[Source records]
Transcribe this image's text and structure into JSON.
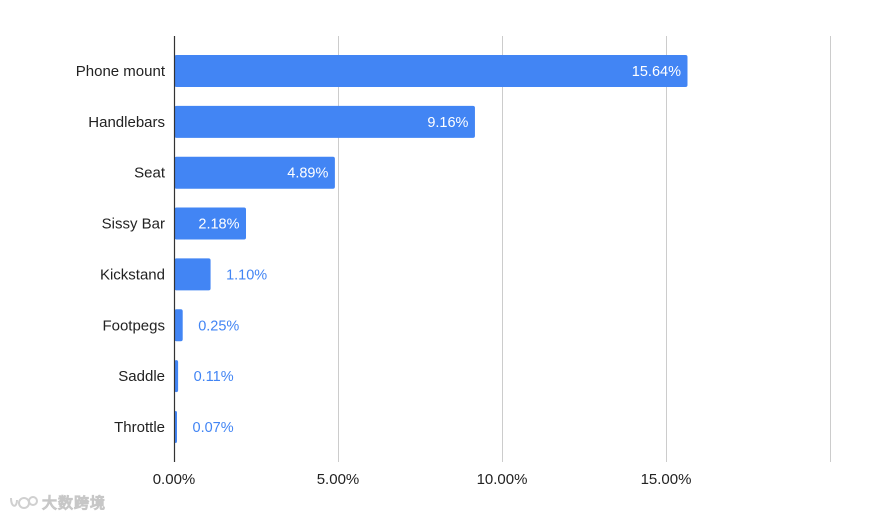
{
  "chart_data": {
    "type": "bar",
    "orientation": "horizontal",
    "categories": [
      "Phone mount",
      "Handlebars",
      "Seat",
      "Sissy Bar",
      "Kickstand",
      "Footpegs",
      "Saddle",
      "Throttle"
    ],
    "values": [
      15.64,
      9.16,
      4.89,
      2.18,
      1.1,
      0.25,
      0.11,
      0.07
    ],
    "data_labels": [
      "15.64%",
      "9.16%",
      "4.89%",
      "2.18%",
      "1.10%",
      "0.25%",
      "0.11%",
      "0.07%"
    ],
    "x_ticks": [
      0,
      5,
      10,
      15
    ],
    "x_tick_labels": [
      "0.00%",
      "5.00%",
      "10.00%",
      "15.00%"
    ],
    "xlim": [
      0,
      20
    ],
    "grid": true,
    "title": "",
    "xlabel": "",
    "ylabel": "",
    "colors": {
      "bar": "#4285f4",
      "label_inside": "#ffffff",
      "label_outside": "#4285f4",
      "grid": "#cccccc",
      "axis": "#333333"
    }
  },
  "watermark": {
    "text": "大数跨境",
    "icon": "brand-logo-icon"
  }
}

» WHAT IS ASKED
Every line should be retyped exactly, with the pictures omitted.

» EXERCISE OUTPUT
Transcribe this image's text and structure into JSON.
{
  "chart_data": {
    "type": "bar",
    "orientation": "horizontal",
    "categories": [
      "Phone mount",
      "Handlebars",
      "Seat",
      "Sissy Bar",
      "Kickstand",
      "Footpegs",
      "Saddle",
      "Throttle"
    ],
    "values": [
      15.64,
      9.16,
      4.89,
      2.18,
      1.1,
      0.25,
      0.11,
      0.07
    ],
    "data_labels": [
      "15.64%",
      "9.16%",
      "4.89%",
      "2.18%",
      "1.10%",
      "0.25%",
      "0.11%",
      "0.07%"
    ],
    "x_ticks": [
      0,
      5,
      10,
      15
    ],
    "x_tick_labels": [
      "0.00%",
      "5.00%",
      "10.00%",
      "15.00%"
    ],
    "xlim": [
      0,
      20
    ],
    "grid": true,
    "title": "",
    "xlabel": "",
    "ylabel": "",
    "colors": {
      "bar": "#4285f4",
      "label_inside": "#ffffff",
      "label_outside": "#4285f4",
      "grid": "#cccccc",
      "axis": "#333333"
    }
  },
  "watermark": {
    "text": "大数跨境",
    "icon": "brand-logo-icon"
  }
}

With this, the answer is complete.